(Dataset rows)
=-=-=-=-=

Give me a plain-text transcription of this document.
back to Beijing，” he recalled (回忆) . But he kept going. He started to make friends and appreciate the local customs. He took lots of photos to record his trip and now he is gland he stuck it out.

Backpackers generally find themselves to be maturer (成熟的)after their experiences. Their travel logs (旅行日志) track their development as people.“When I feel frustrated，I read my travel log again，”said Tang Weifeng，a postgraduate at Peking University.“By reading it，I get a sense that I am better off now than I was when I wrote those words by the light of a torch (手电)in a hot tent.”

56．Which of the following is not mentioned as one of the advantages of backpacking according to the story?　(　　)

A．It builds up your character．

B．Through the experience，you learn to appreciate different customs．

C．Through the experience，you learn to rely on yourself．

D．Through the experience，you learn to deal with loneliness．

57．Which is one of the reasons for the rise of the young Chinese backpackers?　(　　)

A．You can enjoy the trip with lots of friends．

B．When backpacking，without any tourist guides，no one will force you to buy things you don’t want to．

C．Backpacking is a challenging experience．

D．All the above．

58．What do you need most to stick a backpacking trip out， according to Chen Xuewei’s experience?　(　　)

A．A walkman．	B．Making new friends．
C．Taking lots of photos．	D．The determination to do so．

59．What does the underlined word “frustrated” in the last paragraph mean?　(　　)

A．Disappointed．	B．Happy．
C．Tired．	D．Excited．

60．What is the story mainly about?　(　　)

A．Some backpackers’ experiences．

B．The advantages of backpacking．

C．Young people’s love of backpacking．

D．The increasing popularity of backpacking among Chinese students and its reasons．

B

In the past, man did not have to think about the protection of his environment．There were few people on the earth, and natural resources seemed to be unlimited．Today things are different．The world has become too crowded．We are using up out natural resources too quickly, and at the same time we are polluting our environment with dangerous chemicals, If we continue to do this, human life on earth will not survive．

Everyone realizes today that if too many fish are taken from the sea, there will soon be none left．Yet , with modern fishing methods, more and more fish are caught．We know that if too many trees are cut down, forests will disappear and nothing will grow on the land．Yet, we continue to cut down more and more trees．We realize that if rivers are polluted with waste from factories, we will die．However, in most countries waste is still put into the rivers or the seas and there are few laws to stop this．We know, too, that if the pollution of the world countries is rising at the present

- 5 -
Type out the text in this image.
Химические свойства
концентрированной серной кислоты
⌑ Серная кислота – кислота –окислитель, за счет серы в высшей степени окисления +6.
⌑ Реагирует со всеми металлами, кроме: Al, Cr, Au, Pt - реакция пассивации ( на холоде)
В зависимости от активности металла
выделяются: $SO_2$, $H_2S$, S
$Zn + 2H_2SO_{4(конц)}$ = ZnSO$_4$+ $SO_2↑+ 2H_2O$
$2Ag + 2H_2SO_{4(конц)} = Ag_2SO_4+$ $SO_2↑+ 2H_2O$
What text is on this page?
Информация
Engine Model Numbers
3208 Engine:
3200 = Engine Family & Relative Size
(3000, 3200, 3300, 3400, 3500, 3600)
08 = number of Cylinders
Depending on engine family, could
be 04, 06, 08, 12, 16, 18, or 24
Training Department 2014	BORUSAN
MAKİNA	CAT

=-=-=-=-=

WHAT THE TASK ASKS:
Quote exactly what appears from the line containing "What text is on this page?" through the final line of the listing above, including both of those lines.

OUTPUT FOR THIS TASK:
What text is on this page?
Информация
Engine Model Numbers
3208 Engine:
3200 = Engine Family & Relative Size
(3000, 3200, 3300, 3400, 3500, 3600)
08 = number of Cylinders
Depending on engine family, could
be 04, 06, 08, 12, 16, 18, or 24
Training Department 2014	BORUSAN
MAKİNA	CAT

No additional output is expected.